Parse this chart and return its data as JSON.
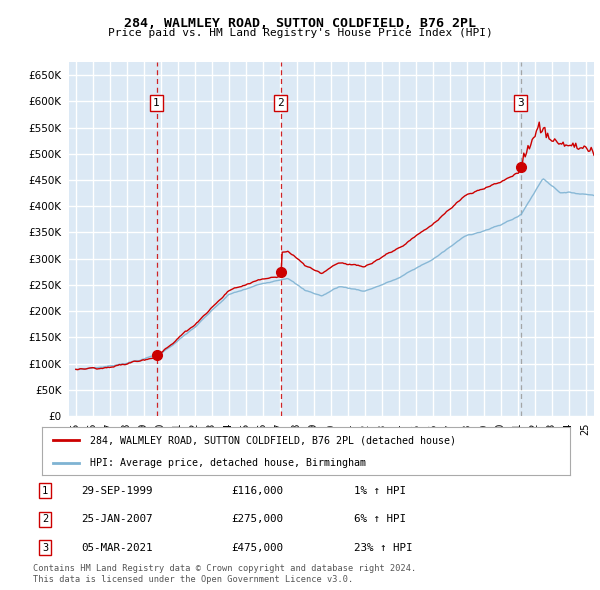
{
  "title": "284, WALMLEY ROAD, SUTTON COLDFIELD, B76 2PL",
  "subtitle": "Price paid vs. HM Land Registry's House Price Index (HPI)",
  "legend_label_red": "284, WALMLEY ROAD, SUTTON COLDFIELD, B76 2PL (detached house)",
  "legend_label_blue": "HPI: Average price, detached house, Birmingham",
  "transactions": [
    {
      "num": 1,
      "date_x": 1999.75,
      "price": 116000,
      "date_str": "29-SEP-1999",
      "pct": "1%"
    },
    {
      "num": 2,
      "date_x": 2007.07,
      "price": 275000,
      "date_str": "25-JAN-2007",
      "pct": "6%"
    },
    {
      "num": 3,
      "date_x": 2021.18,
      "price": 475000,
      "date_str": "05-MAR-2021",
      "pct": "23%"
    }
  ],
  "footer1": "Contains HM Land Registry data © Crown copyright and database right 2024.",
  "footer2": "This data is licensed under the Open Government Licence v3.0.",
  "ylim": [
    0,
    675000
  ],
  "yticks": [
    0,
    50000,
    100000,
    150000,
    200000,
    250000,
    300000,
    350000,
    400000,
    450000,
    500000,
    550000,
    600000,
    650000
  ],
  "xlim_start": 1994.6,
  "xlim_end": 2025.5,
  "bg_color": "#dce9f5",
  "grid_color": "#ffffff",
  "red_color": "#cc0000",
  "blue_color": "#7fb3d3",
  "vline_color_red": "#cc0000",
  "vline_color_grey": "#999999"
}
^^^^^^^^^^^^^^^^
_TASK PROMPT_
State how many lines in the records above contain the word "ROAD", and give only that number.

_FINISHED EXERCISE_
2